■ Request:
Leave out the pictures and copy every record exactly.

■ Supplied data:

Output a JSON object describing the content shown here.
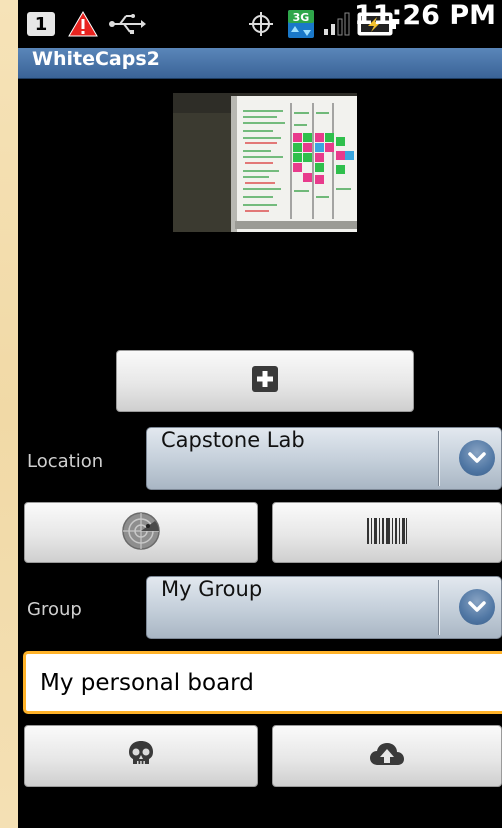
{
  "status_bar": {
    "sim_label": "1",
    "time": "11:26 PM",
    "icons": [
      "sim-icon",
      "warning-icon",
      "usb-icon",
      "gps-icon",
      "3g-data-icon",
      "signal-icon",
      "battery-charging-icon"
    ]
  },
  "app": {
    "title": "WhiteCaps2"
  },
  "form": {
    "location_label": "Location",
    "location_value": "Capstone Lab",
    "group_label": "Group",
    "group_value": "My Group",
    "board_name_value": "My personal board"
  },
  "buttons": {
    "add": "plus-icon",
    "locate": "radar-icon",
    "barcode": "barcode-icon",
    "delete": "skull-icon",
    "upload": "cloud-upload-icon"
  },
  "colors": {
    "title_bar": "#3a6397",
    "input_focus": "#ffb32a",
    "spinner_arrow": "#5077a4"
  }
}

■ Answer for this exercise:
Output a JSON object describing the content shown here.
{
  "status_bar": {
    "sim_label": "1",
    "time": "11:26 PM",
    "icons": [
      "sim-icon",
      "warning-icon",
      "usb-icon",
      "gps-icon",
      "3g-data-icon",
      "signal-icon",
      "battery-charging-icon"
    ]
  },
  "app": {
    "title": "WhiteCaps2"
  },
  "form": {
    "location_label": "Location",
    "location_value": "Capstone Lab",
    "group_label": "Group",
    "group_value": "My Group",
    "board_name_value": "My personal board"
  },
  "buttons": {
    "add": "plus-icon",
    "locate": "radar-icon",
    "barcode": "barcode-icon",
    "delete": "skull-icon",
    "upload": "cloud-upload-icon"
  },
  "colors": {
    "title_bar": "#3a6397",
    "input_focus": "#ffb32a",
    "spinner_arrow": "#5077a4"
  }
}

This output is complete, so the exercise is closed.